The records that follow are to be repeated without alteration.

*Material for the task*:
---*---

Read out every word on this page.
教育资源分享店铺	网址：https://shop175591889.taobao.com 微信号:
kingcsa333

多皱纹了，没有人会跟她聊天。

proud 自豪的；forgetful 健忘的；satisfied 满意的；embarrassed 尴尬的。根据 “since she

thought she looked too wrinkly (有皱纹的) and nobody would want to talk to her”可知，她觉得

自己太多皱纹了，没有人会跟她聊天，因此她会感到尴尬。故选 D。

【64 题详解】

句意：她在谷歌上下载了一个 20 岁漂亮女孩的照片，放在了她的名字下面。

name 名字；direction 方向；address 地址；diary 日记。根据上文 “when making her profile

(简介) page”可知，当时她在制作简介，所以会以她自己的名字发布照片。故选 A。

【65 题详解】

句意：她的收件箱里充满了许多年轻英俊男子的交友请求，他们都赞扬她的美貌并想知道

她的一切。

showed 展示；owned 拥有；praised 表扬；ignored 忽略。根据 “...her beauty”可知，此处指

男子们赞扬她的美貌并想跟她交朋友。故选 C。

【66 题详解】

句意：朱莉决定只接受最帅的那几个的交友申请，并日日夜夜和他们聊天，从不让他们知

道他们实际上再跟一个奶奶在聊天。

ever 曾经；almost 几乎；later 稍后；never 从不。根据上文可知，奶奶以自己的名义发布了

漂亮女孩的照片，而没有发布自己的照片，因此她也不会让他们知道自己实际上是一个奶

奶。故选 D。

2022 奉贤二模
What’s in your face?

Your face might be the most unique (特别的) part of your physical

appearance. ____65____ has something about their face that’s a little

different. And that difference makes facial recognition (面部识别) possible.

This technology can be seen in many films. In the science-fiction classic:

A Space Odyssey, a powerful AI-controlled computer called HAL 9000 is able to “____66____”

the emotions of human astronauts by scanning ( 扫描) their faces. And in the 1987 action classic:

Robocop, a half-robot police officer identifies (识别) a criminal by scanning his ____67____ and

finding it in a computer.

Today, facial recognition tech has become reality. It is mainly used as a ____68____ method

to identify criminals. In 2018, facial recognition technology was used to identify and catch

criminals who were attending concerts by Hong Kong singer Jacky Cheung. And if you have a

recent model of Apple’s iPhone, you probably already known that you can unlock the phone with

---*---

*Finished exercise*:
Read out every word on this page.
教育资源分享店铺	网址：https://shop175591889.taobao.com 微信号:
kingcsa333

多皱纹了，没有人会跟她聊天。

proud 自豪的；forgetful 健忘的；satisfied 满意的；embarrassed 尴尬的。根据 “since she

thought she looked too wrinkly (有皱纹的) and nobody would want to talk to her”可知，她觉得

自己太多皱纹了，没有人会跟她聊天，因此她会感到尴尬。故选 D。

【64 题详解】

句意：她在谷歌上下载了一个 20 岁漂亮女孩的照片，放在了她的名字下面。

name 名字；direction 方向；address 地址；diary 日记。根据上文 “when making her profile

(简介) page”可知，当时她在制作简介，所以会以她自己的名字发布照片。故选 A。

【65 题详解】

句意：她的收件箱里充满了许多年轻英俊男子的交友请求，他们都赞扬她的美貌并想知道

她的一切。

showed 展示；owned 拥有；praised 表扬；ignored 忽略。根据 “...her beauty”可知，此处指

男子们赞扬她的美貌并想跟她交朋友。故选 C。

【66 题详解】

句意：朱莉决定只接受最帅的那几个的交友申请，并日日夜夜和他们聊天，从不让他们知

道他们实际上再跟一个奶奶在聊天。

ever 曾经；almost 几乎；later 稍后；never 从不。根据上文可知，奶奶以自己的名义发布了

漂亮女孩的照片，而没有发布自己的照片，因此她也不会让他们知道自己实际上是一个奶

奶。故选 D。

2022 奉贤二模
What’s in your face?

Your face might be the most unique (特别的) part of your physical

appearance. ____65____ has something about their face that’s a little

different. And that difference makes facial recognition (面部识别) possible.

This technology can be seen in many films. In the science-fiction classic:

A Space Odyssey, a powerful AI-controlled computer called HAL 9000 is able to “____66____”

the emotions of human astronauts by scanning ( 扫描) their faces. And in the 1987 action classic:

Robocop, a half-robot police officer identifies (识别) a criminal by scanning his ____67____ and

finding it in a computer.

Today, facial recognition tech has become reality. It is mainly used as a ____68____ method

to identify criminals. In 2018, facial recognition technology was used to identify and catch

criminals who were attending concerts by Hong Kong singer Jacky Cheung. And if you have a

recent model of Apple’s iPhone, you probably already known that you can unlock the phone with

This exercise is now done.